● PROBLEM: Work out the number of lines in the records that include the word "Мурманск"; reply with that number alone.

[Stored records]
* * * * *

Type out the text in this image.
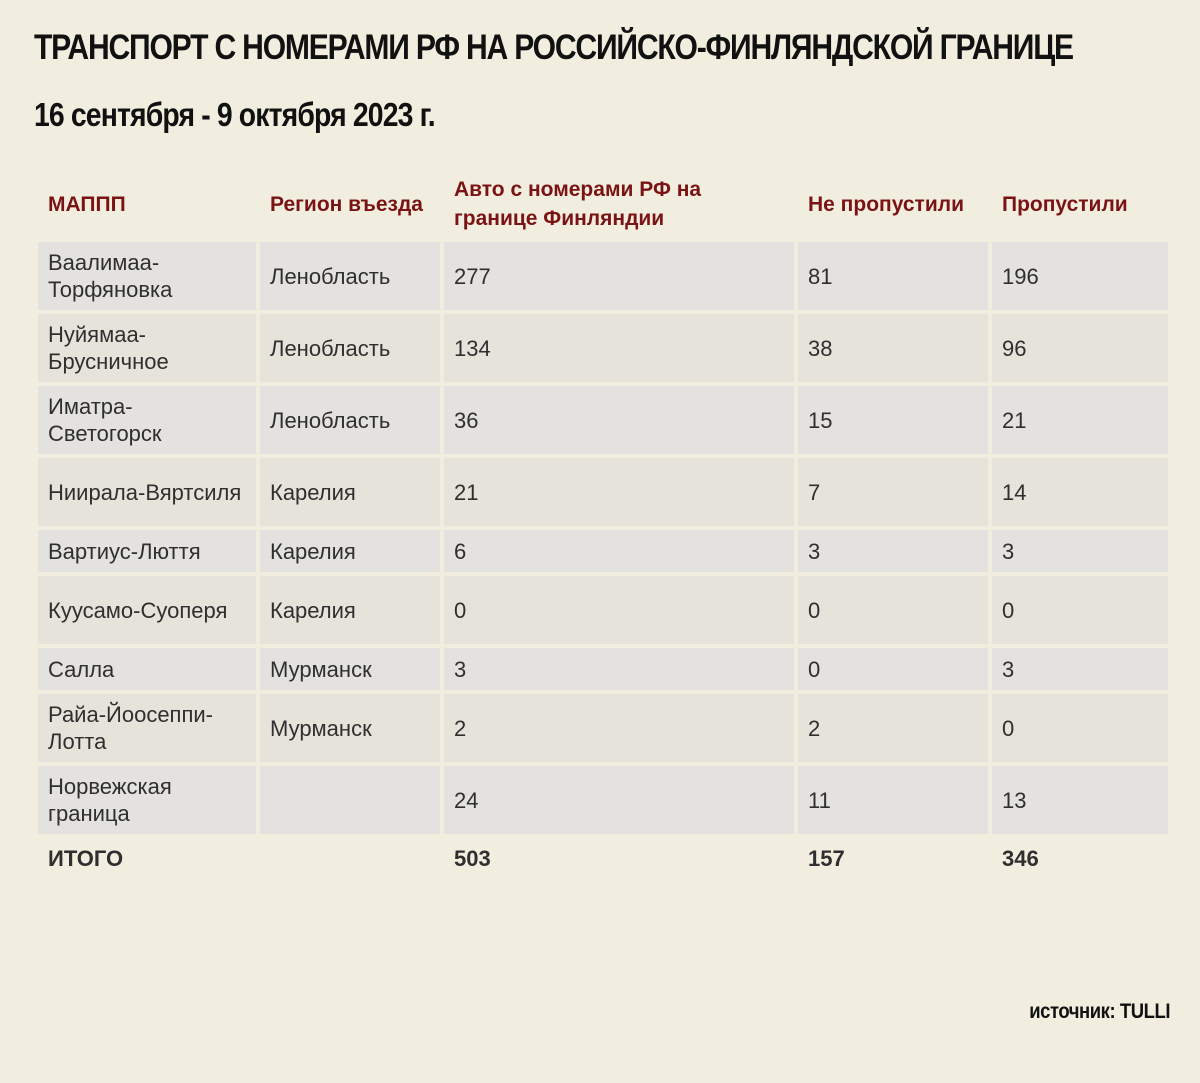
ТРАНСПОРТ С НОМЕРАМИ РФ НА РОССИЙСКО-ФИНЛЯНДСКОЙ ГРАНИЦЕ
16 сентября - 9 октября 2023 г.
МАППП	Регион въезда	Авто с номерами РФ на границе Финляндии	Не пропустили	Пропустили
Ваалимаа-Торфяновка	Ленобласть	277	81	196
Нуйямаа-Брусничное	Ленобласть	134	38	96
Иматра-Светогорск	Ленобласть	36	15	21
Ниирала-Вяртсиля	Карелия	21	7	14
Вартиус-Люття	Карелия	6	3	3
Куусамо-Суоперя	Карелия	0	0	0
Салла	Мурманск	3	0	3
Райа-Йоосеппи-Лотта	Мурманск	2	2	0
Норвежская граница		24	11	13
ИТОГО		503	157	346
источник: TULLI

* * * * *

● RESULT FOR THIS TASK: 2